INPUT MATERIAL
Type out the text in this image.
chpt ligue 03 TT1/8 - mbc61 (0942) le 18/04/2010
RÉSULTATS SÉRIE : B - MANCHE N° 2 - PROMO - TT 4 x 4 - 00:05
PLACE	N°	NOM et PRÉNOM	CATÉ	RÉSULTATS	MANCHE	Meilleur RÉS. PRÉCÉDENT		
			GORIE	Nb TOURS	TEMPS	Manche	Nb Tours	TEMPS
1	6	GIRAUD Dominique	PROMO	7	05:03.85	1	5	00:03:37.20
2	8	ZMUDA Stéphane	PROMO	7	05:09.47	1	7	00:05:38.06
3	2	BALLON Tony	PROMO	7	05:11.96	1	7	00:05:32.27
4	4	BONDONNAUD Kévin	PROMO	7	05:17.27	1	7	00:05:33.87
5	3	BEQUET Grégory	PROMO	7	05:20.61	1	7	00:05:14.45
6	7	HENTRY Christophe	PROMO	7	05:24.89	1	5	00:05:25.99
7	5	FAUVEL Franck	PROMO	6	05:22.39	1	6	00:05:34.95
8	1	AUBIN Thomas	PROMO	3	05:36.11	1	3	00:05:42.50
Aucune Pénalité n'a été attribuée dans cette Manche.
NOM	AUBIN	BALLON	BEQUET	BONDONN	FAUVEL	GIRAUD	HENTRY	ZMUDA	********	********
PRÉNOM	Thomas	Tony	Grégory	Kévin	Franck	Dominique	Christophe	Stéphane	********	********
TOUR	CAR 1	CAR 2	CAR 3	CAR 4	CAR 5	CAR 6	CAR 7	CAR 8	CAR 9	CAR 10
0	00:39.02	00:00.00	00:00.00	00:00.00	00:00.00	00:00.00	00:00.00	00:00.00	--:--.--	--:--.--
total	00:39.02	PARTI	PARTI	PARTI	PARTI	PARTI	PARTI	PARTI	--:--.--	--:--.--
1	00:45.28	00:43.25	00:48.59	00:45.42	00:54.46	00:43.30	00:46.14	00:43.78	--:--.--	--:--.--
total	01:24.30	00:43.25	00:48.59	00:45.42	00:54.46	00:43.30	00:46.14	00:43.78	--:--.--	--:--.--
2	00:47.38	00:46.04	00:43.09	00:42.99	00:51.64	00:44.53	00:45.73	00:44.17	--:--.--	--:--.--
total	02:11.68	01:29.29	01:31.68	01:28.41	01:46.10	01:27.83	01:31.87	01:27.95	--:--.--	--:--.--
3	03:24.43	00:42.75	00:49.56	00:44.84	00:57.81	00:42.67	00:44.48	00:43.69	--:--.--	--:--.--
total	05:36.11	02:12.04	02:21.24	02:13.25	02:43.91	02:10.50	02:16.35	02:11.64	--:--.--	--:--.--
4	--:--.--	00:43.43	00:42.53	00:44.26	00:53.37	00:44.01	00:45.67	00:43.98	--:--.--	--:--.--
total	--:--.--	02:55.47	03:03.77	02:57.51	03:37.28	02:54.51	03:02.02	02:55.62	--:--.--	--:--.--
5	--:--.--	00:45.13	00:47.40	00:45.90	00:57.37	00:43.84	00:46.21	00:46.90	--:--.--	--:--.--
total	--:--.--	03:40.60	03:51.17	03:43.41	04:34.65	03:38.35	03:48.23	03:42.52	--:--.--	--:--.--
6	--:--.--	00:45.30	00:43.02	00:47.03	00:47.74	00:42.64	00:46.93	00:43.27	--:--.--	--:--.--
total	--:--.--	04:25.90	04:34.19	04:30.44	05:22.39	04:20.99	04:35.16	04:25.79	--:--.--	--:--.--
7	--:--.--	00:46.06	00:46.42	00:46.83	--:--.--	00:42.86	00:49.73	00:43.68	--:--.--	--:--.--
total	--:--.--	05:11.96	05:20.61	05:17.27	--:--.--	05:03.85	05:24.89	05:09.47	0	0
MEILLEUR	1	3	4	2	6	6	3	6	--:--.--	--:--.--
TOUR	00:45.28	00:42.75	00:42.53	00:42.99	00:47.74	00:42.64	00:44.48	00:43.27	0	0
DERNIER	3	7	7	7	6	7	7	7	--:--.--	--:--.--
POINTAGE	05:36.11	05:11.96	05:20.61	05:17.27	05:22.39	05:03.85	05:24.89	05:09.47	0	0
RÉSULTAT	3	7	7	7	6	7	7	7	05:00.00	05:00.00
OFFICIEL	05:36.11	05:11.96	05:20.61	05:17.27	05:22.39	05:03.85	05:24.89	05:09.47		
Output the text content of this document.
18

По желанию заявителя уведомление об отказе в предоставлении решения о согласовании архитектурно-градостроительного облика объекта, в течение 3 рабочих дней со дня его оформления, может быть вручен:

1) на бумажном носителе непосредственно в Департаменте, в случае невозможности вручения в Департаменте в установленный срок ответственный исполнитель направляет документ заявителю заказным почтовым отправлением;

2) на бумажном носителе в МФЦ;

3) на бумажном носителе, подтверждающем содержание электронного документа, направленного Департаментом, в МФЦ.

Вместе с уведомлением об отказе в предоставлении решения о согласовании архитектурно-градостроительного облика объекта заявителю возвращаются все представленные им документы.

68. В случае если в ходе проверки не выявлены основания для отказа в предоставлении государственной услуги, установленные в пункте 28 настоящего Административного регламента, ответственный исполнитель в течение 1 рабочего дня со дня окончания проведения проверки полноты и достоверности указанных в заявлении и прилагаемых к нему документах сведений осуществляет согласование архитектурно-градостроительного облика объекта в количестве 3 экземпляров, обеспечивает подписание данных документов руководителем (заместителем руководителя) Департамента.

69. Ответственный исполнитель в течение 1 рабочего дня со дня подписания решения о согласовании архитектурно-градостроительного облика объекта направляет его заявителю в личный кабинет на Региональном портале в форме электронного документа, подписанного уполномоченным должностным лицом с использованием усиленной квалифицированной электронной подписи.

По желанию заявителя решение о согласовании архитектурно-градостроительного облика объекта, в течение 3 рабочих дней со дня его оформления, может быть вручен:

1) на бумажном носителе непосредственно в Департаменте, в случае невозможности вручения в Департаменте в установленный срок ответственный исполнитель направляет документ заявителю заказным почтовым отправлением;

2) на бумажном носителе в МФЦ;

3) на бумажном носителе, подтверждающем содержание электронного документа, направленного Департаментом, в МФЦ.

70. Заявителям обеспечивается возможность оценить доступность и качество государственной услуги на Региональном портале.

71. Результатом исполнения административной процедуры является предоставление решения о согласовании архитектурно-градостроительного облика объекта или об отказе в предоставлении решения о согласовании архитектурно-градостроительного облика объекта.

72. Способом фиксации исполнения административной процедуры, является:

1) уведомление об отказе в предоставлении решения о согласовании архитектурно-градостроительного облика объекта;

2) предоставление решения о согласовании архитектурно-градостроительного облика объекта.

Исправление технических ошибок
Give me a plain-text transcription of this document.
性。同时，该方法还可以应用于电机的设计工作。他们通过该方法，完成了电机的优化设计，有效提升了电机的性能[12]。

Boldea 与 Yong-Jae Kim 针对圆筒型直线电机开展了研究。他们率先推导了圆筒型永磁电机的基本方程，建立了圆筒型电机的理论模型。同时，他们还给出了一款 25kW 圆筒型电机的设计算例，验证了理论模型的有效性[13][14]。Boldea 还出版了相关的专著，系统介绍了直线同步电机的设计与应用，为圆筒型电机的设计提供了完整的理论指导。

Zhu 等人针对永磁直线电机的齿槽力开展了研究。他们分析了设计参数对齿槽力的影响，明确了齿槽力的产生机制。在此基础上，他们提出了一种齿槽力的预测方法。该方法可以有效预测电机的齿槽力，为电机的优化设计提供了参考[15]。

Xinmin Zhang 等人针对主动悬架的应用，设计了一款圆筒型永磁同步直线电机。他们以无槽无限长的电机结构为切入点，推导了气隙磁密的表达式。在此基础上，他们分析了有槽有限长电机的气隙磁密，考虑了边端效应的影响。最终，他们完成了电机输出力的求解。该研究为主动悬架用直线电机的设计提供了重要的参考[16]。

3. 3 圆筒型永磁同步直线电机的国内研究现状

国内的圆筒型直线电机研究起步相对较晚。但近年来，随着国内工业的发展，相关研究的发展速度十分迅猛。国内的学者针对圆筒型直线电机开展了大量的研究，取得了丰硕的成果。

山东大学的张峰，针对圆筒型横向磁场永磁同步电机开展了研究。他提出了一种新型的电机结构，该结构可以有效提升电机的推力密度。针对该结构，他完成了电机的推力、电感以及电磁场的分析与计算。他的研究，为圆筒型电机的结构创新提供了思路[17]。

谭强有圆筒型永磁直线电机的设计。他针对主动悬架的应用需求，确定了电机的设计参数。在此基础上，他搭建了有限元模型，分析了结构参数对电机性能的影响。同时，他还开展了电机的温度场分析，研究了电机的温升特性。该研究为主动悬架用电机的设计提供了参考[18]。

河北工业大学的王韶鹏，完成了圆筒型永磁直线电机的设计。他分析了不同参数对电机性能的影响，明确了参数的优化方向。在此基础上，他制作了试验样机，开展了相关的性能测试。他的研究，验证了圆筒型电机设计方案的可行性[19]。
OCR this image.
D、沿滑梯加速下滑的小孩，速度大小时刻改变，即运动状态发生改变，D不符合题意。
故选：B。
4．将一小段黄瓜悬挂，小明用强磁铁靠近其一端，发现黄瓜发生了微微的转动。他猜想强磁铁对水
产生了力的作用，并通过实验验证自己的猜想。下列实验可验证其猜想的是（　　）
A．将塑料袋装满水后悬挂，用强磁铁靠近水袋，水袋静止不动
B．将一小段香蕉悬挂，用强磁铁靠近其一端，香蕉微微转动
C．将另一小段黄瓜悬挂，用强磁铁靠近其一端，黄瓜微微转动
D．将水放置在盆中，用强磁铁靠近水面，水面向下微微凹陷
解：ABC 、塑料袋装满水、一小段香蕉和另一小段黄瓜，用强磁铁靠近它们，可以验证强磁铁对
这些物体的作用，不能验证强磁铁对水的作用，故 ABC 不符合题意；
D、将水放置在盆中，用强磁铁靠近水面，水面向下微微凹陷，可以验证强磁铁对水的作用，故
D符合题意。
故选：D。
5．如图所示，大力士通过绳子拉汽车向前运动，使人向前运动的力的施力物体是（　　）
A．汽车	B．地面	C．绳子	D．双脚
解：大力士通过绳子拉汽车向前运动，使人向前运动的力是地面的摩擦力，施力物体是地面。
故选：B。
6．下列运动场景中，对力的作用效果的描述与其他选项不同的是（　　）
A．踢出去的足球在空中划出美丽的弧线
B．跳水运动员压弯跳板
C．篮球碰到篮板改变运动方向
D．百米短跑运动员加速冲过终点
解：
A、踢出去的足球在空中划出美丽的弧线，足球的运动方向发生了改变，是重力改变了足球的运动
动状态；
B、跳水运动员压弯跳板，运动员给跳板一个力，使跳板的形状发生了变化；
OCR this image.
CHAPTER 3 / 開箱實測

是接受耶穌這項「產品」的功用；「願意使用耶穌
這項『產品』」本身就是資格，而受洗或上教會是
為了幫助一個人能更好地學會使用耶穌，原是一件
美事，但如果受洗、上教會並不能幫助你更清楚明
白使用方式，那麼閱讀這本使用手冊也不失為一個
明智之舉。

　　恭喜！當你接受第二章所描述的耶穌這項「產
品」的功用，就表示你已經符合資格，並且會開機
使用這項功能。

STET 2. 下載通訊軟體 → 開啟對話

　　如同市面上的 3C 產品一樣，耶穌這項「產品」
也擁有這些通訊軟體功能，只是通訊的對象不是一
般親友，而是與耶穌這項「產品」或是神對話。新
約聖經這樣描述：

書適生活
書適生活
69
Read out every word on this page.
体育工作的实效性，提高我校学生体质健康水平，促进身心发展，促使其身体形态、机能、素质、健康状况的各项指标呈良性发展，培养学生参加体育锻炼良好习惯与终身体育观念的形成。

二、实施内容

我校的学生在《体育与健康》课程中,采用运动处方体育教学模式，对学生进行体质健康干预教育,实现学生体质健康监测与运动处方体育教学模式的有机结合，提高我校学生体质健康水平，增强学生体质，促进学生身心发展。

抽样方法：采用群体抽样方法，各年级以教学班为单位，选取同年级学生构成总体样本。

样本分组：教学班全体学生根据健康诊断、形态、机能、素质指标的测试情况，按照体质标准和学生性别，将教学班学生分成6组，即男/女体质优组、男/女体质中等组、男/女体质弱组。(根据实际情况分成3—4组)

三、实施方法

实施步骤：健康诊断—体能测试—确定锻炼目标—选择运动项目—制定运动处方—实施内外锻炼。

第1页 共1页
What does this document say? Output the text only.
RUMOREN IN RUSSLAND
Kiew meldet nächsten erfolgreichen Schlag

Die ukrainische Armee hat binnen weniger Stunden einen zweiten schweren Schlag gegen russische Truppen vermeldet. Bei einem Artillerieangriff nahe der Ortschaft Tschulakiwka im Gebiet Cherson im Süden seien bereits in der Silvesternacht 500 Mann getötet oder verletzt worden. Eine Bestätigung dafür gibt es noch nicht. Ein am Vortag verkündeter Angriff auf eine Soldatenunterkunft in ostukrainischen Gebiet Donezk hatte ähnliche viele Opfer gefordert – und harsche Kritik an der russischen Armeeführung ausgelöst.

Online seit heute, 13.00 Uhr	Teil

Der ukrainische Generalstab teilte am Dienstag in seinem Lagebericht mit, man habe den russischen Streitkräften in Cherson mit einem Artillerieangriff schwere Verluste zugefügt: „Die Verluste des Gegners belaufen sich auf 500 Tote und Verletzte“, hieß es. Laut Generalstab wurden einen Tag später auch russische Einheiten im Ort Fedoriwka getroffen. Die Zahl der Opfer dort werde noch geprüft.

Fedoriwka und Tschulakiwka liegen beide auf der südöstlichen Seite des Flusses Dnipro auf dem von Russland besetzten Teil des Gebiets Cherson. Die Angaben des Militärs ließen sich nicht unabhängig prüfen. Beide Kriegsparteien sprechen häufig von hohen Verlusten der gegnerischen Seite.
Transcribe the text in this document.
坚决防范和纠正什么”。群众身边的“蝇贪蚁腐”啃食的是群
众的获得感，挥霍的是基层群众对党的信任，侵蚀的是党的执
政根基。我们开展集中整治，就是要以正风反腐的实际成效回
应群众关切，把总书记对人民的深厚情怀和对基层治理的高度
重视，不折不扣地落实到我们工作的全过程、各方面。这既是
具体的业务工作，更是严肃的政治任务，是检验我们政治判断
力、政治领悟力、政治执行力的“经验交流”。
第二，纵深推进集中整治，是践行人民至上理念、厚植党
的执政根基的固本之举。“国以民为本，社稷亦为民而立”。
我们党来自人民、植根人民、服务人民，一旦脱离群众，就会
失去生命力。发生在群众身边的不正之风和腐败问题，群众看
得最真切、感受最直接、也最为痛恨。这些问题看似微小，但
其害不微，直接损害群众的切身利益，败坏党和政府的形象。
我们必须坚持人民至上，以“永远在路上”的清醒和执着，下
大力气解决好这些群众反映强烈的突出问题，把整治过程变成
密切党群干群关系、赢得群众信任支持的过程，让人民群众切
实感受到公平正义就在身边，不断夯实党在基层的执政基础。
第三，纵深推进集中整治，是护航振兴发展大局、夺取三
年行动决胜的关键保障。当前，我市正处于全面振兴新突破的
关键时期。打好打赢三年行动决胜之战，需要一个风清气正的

DESCRIPTION OF THE TASK
Scan the lines for the string "отказе". Copy out each line that matches.

ANSWER IN FULL
По желанию заявителя уведомление об отказе в предоставлении решения о согласовании архитектурно-градостроительного облика объекта, в течение 3 рабочих дней со дня его оформления, может быть вручен:
Вместе с уведомлением об отказе в предоставлении решения о согласовании архитектурно-градостроительного облика объекта заявителю возвращаются все представленные им документы.
71. Результатом исполнения административной процедуры является предоставление решения о согласовании архитектурно-градостроительного облика объекта или об отказе в предоставлении решения о согласовании архитектурно-градостроительного облика объекта.
1) уведомление об отказе в предоставлении решения о согласовании архитектурно-градостроительного облика объекта;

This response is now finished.